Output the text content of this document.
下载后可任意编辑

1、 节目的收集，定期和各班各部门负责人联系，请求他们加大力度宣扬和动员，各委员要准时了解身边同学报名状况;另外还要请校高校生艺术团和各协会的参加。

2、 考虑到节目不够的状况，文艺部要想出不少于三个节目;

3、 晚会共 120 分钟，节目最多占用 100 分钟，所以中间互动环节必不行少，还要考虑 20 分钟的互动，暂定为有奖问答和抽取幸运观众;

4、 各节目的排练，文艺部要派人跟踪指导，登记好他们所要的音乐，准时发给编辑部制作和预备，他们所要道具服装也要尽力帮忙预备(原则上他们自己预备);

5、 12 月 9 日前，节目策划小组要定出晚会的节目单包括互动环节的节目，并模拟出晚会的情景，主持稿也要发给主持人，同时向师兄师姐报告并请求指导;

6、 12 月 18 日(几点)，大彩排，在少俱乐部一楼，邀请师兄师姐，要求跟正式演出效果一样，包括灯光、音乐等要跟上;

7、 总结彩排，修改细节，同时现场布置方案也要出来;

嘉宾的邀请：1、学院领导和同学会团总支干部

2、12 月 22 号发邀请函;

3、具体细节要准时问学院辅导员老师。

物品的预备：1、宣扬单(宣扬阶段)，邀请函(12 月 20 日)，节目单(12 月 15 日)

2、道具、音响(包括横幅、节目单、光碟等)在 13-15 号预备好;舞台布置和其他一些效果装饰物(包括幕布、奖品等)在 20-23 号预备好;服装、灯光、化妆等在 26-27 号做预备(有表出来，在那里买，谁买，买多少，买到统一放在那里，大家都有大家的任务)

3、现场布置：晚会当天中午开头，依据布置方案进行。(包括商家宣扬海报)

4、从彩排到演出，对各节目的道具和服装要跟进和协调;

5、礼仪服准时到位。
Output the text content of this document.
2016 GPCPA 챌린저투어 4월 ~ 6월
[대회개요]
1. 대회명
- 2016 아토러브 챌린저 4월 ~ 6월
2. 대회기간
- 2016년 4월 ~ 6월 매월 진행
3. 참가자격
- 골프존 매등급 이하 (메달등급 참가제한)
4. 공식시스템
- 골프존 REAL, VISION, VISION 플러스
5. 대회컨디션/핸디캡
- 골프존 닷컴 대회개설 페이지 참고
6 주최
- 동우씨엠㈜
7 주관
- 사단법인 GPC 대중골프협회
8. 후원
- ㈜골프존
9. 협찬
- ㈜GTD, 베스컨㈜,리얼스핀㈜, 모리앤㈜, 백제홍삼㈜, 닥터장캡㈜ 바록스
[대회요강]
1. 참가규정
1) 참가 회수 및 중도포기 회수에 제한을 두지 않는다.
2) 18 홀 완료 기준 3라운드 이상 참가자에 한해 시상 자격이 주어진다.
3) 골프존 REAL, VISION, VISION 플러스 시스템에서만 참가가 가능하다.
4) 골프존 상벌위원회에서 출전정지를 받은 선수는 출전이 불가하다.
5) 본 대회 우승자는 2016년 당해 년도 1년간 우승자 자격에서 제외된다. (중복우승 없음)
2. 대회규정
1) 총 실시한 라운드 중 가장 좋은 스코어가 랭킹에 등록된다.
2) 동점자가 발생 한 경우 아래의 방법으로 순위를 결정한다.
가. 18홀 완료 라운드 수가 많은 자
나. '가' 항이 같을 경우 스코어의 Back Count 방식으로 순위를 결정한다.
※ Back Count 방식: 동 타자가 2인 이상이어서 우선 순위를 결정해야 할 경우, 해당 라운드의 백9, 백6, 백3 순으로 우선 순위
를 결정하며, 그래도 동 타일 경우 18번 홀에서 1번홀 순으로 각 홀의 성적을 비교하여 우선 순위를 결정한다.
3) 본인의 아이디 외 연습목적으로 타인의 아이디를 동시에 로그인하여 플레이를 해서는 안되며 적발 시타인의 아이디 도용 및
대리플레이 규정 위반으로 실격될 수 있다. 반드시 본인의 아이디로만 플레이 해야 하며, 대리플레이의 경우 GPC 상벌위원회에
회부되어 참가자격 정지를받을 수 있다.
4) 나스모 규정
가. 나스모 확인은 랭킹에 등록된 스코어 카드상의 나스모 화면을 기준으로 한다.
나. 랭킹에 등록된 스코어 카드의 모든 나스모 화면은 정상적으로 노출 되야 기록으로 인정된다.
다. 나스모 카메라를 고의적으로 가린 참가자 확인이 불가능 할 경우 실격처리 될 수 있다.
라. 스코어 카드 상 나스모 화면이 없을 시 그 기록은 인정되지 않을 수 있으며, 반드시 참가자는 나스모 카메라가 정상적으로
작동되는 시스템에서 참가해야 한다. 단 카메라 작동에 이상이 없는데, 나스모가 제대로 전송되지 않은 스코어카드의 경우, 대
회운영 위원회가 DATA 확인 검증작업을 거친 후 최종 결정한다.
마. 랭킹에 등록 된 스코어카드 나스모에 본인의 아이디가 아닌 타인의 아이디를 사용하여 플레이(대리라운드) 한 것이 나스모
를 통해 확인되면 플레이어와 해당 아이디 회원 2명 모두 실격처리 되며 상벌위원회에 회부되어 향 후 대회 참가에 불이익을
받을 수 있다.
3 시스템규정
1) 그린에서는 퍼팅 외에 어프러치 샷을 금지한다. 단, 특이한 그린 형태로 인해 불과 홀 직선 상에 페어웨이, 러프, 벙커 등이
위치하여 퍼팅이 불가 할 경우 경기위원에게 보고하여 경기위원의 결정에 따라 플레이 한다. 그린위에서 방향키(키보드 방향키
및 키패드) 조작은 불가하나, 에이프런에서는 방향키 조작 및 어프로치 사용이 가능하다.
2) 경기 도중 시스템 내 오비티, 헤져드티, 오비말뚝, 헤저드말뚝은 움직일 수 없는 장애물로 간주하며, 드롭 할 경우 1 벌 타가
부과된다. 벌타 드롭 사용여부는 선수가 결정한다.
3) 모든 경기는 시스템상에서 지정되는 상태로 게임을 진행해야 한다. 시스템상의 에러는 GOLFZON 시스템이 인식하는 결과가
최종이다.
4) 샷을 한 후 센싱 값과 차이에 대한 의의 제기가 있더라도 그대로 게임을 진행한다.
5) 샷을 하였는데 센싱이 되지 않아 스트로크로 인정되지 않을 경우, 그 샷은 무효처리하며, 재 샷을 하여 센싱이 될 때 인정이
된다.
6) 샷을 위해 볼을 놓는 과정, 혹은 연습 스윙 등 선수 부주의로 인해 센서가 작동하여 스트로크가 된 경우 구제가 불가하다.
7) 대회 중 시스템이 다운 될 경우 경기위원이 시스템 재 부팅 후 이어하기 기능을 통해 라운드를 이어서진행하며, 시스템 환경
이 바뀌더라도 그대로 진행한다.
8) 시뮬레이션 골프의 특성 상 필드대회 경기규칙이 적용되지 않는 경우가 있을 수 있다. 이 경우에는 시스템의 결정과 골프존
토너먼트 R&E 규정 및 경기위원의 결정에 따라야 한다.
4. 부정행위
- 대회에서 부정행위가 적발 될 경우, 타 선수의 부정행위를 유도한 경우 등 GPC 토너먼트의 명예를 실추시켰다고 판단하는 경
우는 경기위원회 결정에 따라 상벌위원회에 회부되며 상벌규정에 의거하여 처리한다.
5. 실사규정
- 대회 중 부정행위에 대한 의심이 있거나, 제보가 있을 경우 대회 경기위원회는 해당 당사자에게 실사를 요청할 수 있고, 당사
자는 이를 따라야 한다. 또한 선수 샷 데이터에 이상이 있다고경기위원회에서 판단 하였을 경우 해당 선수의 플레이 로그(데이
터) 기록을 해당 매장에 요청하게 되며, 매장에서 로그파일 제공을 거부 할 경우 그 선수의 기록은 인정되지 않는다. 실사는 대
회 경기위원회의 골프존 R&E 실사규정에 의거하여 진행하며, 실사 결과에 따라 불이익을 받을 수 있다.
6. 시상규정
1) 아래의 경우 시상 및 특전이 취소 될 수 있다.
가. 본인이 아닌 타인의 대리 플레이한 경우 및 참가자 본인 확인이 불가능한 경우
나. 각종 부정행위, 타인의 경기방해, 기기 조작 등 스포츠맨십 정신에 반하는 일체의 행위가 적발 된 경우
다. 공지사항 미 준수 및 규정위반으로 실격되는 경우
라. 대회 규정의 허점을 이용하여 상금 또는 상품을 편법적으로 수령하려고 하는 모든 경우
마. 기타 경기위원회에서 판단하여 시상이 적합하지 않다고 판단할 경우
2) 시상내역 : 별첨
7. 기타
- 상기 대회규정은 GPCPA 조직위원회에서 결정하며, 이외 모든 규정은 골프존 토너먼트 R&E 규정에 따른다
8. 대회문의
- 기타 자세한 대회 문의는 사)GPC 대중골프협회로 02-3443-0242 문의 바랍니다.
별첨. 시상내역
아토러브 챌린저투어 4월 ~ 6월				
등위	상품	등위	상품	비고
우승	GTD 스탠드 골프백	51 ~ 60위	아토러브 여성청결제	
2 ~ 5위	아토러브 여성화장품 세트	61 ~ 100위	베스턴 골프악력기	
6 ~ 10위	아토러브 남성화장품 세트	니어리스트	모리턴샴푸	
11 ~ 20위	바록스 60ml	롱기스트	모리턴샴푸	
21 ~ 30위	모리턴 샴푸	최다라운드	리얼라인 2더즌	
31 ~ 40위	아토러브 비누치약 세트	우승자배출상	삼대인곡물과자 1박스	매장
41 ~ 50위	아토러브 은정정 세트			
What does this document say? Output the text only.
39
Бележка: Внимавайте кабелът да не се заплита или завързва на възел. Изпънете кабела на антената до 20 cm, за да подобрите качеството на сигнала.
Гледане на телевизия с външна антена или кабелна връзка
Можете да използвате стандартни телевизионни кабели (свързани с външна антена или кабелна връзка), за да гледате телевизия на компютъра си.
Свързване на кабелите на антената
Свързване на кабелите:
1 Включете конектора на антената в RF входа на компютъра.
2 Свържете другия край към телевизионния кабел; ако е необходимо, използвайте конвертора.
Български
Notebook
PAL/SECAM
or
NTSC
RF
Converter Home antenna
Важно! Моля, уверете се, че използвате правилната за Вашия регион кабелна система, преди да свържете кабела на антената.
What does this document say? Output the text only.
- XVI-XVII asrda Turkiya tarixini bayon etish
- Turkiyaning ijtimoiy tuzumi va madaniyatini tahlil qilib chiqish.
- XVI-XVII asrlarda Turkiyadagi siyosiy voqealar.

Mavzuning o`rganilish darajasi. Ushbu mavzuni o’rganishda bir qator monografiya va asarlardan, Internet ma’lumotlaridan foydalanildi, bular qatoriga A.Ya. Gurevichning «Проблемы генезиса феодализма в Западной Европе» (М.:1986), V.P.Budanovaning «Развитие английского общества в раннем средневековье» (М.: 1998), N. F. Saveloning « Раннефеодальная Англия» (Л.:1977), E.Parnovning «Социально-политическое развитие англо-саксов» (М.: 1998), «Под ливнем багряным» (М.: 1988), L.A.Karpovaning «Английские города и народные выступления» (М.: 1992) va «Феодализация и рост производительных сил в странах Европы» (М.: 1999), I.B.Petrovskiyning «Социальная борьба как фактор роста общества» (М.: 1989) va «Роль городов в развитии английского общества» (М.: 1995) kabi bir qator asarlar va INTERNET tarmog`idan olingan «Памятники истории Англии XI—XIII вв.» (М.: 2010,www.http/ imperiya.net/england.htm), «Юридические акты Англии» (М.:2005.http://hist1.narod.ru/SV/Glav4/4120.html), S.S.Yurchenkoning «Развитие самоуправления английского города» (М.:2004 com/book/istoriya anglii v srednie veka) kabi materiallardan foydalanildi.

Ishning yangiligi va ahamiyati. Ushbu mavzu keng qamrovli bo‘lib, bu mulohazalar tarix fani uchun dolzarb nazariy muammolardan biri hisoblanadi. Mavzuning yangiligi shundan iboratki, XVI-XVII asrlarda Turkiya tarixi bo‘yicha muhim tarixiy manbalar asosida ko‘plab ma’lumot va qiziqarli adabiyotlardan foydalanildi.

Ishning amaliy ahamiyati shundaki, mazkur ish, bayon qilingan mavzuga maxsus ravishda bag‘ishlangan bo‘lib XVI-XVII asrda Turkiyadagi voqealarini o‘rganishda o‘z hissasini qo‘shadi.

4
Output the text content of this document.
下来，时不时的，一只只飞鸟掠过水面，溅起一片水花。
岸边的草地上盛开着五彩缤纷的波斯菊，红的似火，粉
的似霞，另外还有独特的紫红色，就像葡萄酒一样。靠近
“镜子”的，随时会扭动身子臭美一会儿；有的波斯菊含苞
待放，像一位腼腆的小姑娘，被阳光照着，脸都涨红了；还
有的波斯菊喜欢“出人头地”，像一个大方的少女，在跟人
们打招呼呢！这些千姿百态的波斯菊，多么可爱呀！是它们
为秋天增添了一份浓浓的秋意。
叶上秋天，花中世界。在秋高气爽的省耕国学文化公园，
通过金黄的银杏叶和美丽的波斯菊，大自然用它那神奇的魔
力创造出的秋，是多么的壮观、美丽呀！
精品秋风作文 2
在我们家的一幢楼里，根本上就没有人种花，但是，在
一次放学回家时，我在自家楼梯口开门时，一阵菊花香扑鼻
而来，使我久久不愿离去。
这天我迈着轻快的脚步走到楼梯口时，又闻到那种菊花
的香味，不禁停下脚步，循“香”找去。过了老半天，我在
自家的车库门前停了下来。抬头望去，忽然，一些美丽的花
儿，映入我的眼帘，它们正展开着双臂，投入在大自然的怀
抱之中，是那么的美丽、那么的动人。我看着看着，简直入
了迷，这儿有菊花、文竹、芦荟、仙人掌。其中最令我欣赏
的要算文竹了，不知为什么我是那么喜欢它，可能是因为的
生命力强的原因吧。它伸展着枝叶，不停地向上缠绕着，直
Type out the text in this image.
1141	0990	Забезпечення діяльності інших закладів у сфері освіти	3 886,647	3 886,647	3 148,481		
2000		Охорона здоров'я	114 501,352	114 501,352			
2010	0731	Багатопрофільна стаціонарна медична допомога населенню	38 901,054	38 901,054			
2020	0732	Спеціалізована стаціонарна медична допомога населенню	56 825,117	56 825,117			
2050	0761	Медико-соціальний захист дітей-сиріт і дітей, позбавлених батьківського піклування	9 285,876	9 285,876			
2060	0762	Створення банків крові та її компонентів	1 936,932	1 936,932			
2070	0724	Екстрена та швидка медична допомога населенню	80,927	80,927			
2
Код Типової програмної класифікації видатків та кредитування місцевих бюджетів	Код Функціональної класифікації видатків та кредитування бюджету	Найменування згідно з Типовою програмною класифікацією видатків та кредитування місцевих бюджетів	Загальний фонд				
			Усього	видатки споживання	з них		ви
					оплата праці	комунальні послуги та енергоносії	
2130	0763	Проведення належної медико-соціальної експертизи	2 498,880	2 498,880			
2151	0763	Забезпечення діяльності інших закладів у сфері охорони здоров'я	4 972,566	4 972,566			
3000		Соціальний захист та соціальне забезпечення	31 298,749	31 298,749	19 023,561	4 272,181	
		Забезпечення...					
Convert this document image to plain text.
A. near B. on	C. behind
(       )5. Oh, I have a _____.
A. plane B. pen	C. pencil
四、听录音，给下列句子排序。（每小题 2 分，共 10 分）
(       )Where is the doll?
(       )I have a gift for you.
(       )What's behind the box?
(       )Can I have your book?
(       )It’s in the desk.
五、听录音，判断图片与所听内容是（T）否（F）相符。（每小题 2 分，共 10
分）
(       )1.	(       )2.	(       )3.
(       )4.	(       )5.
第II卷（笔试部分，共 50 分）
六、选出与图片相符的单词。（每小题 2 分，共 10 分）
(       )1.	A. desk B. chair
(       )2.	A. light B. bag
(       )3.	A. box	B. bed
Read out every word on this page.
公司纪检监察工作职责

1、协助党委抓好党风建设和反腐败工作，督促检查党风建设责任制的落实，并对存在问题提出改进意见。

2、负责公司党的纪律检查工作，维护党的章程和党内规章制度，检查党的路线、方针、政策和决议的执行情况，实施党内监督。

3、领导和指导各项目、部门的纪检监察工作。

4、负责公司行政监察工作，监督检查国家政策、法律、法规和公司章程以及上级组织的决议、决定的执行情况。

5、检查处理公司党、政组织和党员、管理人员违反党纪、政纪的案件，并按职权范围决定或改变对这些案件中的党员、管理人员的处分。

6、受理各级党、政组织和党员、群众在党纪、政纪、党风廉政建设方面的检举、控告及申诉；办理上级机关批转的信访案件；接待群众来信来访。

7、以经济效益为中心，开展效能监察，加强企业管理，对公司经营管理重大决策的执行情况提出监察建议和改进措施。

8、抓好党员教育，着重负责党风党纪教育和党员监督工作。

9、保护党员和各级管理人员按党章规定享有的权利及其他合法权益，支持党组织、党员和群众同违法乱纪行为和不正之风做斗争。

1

========

● **The problem**
Point out every line holding the string "결정한다" and copy it.

● **Response to this exercise**
2) 동점자가 발생 한 경우 아래의 방법으로 순위를 결정한다.
나. '가' 항이 같을 경우 스코어의 Back Count 방식으로 순위를 결정한다.
를 결정하며, 그래도 동 타일 경우 18번 홀에서 1번홀 순으로 각 홀의 성적을 비교하여 우선 순위를 결정한다.
회운영 위원회가 DATA 확인 검증작업을 거친 후 최종 결정한다.
부과된다. 벌타 드롭 사용여부는 선수가 결정한다.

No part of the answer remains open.